┏━━

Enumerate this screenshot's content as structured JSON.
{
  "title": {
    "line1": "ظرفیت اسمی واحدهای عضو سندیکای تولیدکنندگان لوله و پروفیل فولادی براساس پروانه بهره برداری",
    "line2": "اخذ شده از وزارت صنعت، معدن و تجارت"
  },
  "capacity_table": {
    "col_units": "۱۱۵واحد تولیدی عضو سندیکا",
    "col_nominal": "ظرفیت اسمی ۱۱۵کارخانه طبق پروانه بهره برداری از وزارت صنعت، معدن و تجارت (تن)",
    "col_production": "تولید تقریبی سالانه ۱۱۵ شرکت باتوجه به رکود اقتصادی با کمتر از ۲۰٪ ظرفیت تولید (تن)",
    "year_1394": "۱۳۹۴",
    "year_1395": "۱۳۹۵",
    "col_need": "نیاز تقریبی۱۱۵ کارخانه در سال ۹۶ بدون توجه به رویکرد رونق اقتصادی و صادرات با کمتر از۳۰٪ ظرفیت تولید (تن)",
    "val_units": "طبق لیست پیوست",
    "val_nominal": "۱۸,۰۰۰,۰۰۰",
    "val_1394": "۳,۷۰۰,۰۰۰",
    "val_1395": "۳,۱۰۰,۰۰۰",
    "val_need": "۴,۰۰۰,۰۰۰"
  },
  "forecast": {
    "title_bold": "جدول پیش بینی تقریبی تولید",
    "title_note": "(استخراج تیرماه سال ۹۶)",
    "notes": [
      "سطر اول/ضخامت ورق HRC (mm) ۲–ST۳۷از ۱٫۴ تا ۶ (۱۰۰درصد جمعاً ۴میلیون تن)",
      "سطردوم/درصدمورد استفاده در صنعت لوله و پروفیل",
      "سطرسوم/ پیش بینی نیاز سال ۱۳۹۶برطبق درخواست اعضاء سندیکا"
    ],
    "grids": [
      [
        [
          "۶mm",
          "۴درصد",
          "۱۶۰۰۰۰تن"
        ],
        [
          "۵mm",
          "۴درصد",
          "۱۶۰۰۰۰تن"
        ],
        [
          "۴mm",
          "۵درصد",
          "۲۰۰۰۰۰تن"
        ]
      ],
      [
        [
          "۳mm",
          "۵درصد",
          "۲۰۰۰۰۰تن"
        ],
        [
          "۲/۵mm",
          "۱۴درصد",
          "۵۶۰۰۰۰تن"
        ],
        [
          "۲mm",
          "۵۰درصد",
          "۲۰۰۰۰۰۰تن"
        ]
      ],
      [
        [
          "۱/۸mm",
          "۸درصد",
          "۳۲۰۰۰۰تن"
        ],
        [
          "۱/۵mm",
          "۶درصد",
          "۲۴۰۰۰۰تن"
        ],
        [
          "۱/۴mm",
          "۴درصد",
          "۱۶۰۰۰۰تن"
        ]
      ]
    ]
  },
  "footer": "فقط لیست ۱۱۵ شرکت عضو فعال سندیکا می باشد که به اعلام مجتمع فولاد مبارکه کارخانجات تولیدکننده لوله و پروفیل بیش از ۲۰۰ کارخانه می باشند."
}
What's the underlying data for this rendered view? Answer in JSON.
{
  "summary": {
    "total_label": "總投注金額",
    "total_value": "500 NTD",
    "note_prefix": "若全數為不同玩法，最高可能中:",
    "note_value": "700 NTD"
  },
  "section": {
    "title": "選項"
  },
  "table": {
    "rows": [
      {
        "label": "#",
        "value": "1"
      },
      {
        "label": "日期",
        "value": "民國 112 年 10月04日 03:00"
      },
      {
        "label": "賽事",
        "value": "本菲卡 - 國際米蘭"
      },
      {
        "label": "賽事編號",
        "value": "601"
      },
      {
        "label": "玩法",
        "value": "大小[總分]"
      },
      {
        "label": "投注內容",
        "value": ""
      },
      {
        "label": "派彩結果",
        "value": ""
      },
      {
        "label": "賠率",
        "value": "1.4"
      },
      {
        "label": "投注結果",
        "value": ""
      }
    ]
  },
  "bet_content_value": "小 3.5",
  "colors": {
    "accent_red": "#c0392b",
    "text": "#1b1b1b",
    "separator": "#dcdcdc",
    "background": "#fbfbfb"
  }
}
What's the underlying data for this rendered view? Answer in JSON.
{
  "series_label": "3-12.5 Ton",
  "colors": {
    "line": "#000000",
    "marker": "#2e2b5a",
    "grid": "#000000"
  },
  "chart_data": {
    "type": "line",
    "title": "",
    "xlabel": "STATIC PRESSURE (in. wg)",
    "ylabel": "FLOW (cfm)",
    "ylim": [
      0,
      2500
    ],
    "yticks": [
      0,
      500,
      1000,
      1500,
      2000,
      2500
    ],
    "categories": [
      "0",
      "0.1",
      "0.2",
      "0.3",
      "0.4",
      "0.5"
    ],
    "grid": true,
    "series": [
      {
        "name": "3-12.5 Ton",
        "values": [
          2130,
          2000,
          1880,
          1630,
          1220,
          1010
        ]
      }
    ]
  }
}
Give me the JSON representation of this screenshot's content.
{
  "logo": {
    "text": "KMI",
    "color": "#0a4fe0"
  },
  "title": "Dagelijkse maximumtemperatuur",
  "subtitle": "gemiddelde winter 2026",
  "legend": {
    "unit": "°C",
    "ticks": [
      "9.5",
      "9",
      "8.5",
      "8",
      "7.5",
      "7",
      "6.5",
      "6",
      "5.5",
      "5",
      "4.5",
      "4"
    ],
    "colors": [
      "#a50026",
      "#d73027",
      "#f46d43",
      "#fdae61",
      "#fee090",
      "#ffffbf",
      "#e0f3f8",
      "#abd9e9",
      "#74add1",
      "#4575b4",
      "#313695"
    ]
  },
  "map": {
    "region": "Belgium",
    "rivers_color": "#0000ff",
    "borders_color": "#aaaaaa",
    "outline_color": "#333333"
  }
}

┗━━

→ **CHALLENGE**
Find each line with the string "بهره" and copy it out.

→ **ANSWER TO THIS PROBLEM**
    "line1": "ظرفیت اسمی واحدهای عضو سندیکای تولیدکنندگان لوله و پروفیل فولادی براساس پروانه بهره برداری",
    "col_nominal": "ظرفیت اسمی ۱۱۵کارخانه طبق پروانه بهره برداری از وزارت صنعت، معدن و تجارت (تن)",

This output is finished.